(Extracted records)
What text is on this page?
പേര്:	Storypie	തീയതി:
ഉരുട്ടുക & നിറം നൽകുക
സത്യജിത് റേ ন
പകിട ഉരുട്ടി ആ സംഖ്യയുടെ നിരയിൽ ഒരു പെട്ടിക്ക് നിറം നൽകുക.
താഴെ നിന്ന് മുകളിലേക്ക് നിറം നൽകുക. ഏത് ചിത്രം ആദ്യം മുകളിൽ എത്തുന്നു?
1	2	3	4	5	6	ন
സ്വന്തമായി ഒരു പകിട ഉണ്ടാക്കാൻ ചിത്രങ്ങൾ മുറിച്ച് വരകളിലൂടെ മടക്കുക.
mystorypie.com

---

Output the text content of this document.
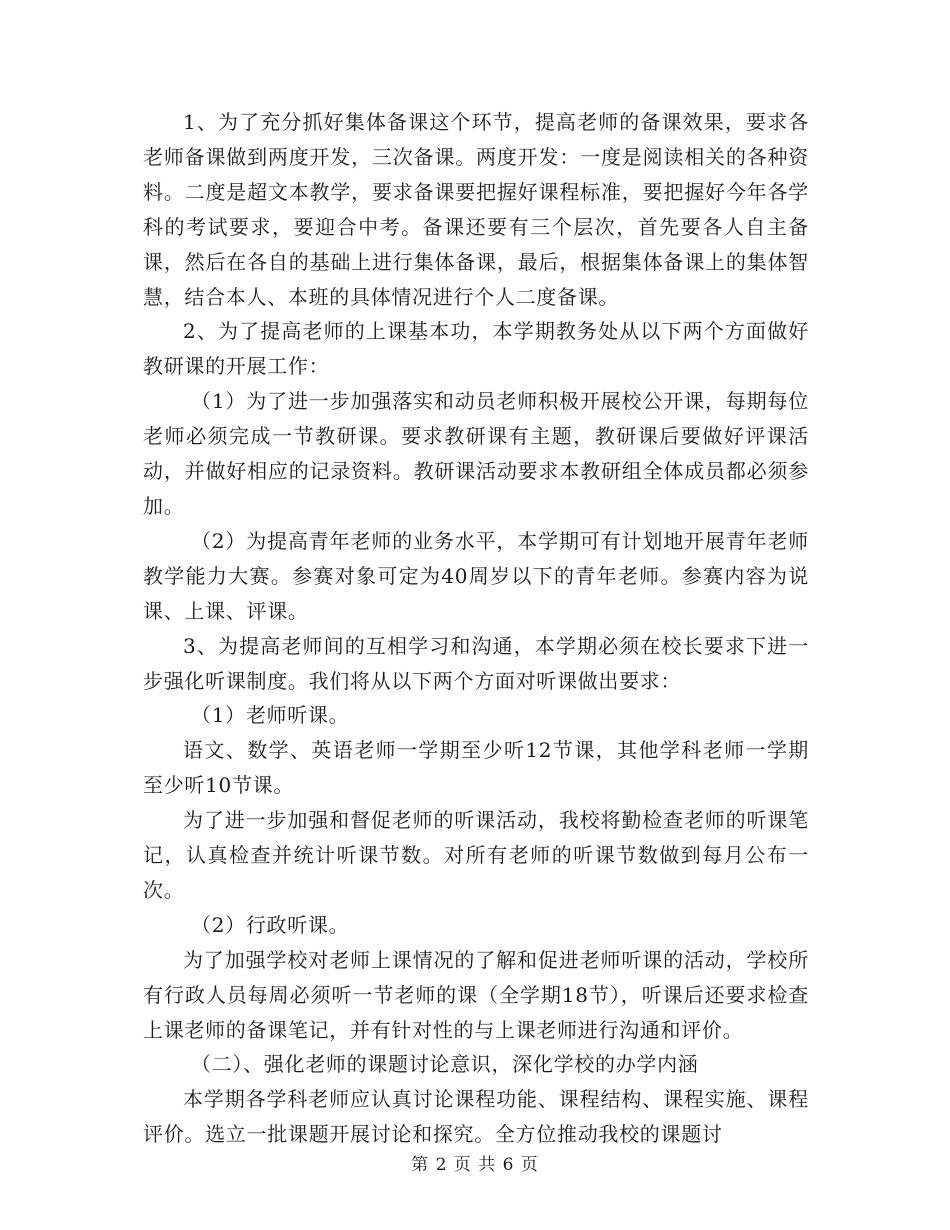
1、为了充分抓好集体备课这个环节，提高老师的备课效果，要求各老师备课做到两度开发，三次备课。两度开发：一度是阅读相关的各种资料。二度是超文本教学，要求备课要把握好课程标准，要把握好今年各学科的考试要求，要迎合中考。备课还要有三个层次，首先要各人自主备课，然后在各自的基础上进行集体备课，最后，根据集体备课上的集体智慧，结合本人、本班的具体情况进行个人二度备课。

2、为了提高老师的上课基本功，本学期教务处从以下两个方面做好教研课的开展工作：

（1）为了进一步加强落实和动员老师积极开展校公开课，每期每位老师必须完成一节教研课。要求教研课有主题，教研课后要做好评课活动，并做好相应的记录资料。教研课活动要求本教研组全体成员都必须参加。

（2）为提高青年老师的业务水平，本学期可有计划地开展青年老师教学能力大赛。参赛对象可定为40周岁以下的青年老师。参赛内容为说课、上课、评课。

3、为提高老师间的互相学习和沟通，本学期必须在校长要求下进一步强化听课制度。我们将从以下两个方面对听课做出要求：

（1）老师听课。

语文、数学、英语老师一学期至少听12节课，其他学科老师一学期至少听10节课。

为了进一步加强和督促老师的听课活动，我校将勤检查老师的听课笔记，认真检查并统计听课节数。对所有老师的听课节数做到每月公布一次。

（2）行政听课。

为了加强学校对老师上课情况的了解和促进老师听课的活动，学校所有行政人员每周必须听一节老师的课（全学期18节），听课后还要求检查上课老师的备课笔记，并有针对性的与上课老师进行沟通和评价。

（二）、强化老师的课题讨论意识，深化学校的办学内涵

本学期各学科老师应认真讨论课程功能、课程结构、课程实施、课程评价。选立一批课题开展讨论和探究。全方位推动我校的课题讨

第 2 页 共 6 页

> EXERCISE DESCRIPTION
The word "text" may occur in lines of the records. Report how many such lines there are, giving only the number.

> REPLY
2